Records shown:
########################################

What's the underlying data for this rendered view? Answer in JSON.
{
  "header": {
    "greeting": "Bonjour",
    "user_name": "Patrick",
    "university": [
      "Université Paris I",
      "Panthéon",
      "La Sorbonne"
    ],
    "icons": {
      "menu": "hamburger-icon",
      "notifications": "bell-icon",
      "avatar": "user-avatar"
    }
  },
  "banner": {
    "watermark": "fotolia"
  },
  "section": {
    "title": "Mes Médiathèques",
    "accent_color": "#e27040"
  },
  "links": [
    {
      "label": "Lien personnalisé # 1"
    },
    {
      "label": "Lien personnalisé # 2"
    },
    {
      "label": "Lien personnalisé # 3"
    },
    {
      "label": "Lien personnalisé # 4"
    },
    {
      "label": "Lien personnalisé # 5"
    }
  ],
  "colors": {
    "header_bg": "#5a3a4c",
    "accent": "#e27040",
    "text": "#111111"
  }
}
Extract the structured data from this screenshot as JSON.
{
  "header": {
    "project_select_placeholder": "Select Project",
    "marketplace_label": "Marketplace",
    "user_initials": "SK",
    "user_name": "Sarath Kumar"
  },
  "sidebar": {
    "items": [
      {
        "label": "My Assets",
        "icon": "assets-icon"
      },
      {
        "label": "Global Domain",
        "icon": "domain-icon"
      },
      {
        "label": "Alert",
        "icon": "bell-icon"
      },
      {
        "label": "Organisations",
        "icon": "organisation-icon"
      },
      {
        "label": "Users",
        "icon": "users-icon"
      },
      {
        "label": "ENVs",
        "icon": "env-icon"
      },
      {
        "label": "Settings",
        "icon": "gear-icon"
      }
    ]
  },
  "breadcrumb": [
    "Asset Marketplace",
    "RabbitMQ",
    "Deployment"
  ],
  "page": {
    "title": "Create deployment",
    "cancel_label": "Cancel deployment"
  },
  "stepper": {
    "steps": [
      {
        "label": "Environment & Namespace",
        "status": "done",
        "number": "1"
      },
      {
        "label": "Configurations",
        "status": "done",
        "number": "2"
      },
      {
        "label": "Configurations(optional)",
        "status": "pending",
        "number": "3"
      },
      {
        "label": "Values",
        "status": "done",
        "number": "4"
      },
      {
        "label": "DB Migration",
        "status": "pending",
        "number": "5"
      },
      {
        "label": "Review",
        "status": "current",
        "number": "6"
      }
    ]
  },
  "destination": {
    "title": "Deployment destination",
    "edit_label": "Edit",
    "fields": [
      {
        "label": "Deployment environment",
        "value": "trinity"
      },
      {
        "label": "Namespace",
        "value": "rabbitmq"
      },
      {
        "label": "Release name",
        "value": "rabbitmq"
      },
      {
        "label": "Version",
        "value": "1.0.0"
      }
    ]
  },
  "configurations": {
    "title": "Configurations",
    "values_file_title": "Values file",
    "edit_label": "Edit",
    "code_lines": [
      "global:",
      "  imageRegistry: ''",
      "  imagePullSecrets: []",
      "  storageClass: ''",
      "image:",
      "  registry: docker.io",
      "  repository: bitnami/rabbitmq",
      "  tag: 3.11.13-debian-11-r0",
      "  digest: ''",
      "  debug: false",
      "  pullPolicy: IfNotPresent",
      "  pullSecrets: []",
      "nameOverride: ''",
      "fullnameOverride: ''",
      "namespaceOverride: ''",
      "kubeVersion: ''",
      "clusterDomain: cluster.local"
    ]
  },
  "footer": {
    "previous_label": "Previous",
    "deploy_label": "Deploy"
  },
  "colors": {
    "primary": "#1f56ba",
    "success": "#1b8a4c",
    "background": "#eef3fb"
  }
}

########################################

Given instruction: For this exercise, gather every line of the data that contains the word "bell".

The completed task:
      "notifications": "bell-icon",
        "icon": "bell-icon"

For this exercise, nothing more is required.